◆ Stated task
Return the whole listing exactly as it stands.

◆ Information given
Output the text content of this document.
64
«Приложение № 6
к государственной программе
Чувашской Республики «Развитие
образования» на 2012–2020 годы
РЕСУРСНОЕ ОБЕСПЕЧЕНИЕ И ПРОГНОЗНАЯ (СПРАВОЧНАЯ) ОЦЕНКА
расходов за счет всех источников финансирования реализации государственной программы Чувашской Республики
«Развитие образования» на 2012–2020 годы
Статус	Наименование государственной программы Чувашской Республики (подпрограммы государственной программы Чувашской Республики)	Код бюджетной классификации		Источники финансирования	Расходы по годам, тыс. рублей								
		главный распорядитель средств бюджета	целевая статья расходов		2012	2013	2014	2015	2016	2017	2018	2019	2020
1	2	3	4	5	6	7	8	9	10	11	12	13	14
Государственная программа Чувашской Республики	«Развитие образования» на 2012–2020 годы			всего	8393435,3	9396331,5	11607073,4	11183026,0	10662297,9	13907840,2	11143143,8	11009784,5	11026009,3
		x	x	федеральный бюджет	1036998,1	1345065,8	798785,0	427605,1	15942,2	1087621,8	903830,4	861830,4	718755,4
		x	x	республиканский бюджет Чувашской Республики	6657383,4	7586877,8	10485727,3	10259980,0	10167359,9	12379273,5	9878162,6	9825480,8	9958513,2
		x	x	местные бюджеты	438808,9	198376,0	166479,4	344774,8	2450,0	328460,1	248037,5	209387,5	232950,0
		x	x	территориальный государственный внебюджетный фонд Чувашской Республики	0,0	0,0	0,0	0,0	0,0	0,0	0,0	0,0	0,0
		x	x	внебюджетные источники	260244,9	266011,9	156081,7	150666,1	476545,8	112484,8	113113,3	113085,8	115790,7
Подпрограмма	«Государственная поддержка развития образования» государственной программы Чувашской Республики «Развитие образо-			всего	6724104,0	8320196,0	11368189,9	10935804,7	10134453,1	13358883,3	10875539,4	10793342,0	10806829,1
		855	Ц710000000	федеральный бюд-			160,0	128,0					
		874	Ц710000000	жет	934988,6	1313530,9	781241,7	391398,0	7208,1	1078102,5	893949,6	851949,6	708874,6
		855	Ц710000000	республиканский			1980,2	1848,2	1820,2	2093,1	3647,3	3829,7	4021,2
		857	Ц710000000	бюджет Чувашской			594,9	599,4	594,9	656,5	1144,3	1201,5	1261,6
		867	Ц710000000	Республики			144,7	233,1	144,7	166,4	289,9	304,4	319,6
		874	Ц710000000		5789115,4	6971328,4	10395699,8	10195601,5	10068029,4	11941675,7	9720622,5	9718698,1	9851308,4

◆ Correct output
Output the text content of this document.
64
«Приложение № 6
к государственной программе
Чувашской Республики «Развитие
образования» на 2012–2020 годы
РЕСУРСНОЕ ОБЕСПЕЧЕНИЕ И ПРОГНОЗНАЯ (СПРАВОЧНАЯ) ОЦЕНКА
расходов за счет всех источников финансирования реализации государственной программы Чувашской Республики
«Развитие образования» на 2012–2020 годы
Статус	Наименование государственной программы Чувашской Республики (подпрограммы государственной программы Чувашской Республики)	Код бюджетной классификации		Источники финансирования	Расходы по годам, тыс. рублей								
		главный распорядитель средств бюджета	целевая статья расходов		2012	2013	2014	2015	2016	2017	2018	2019	2020
1	2	3	4	5	6	7	8	9	10	11	12	13	14
Государственная программа Чувашской Республики	«Развитие образования» на 2012–2020 годы			всего	8393435,3	9396331,5	11607073,4	11183026,0	10662297,9	13907840,2	11143143,8	11009784,5	11026009,3
		x	x	федеральный бюджет	1036998,1	1345065,8	798785,0	427605,1	15942,2	1087621,8	903830,4	861830,4	718755,4
		x	x	республиканский бюджет Чувашской Республики	6657383,4	7586877,8	10485727,3	10259980,0	10167359,9	12379273,5	9878162,6	9825480,8	9958513,2
		x	x	местные бюджеты	438808,9	198376,0	166479,4	344774,8	2450,0	328460,1	248037,5	209387,5	232950,0
		x	x	территориальный государственный внебюджетный фонд Чувашской Республики	0,0	0,0	0,0	0,0	0,0	0,0	0,0	0,0	0,0
		x	x	внебюджетные источники	260244,9	266011,9	156081,7	150666,1	476545,8	112484,8	113113,3	113085,8	115790,7
Подпрограмма	«Государственная поддержка развития образования» государственной программы Чувашской Республики «Развитие образо-			всего	6724104,0	8320196,0	11368189,9	10935804,7	10134453,1	13358883,3	10875539,4	10793342,0	10806829,1
		855	Ц710000000	федеральный бюд-			160,0	128,0					
		874	Ц710000000	жет	934988,6	1313530,9	781241,7	391398,0	7208,1	1078102,5	893949,6	851949,6	708874,6
		855	Ц710000000	республиканский			1980,2	1848,2	1820,2	2093,1	3647,3	3829,7	4021,2
		857	Ц710000000	бюджет Чувашской			594,9	599,4	594,9	656,5	1144,3	1201,5	1261,6
		867	Ц710000000	Республики			144,7	233,1	144,7	166,4	289,9	304,4	319,6
		874	Ц710000000		5789115,4	6971328,4	10395699,8	10195601,5	10068029,4	11941675,7	9720622,5	9718698,1	9851308,4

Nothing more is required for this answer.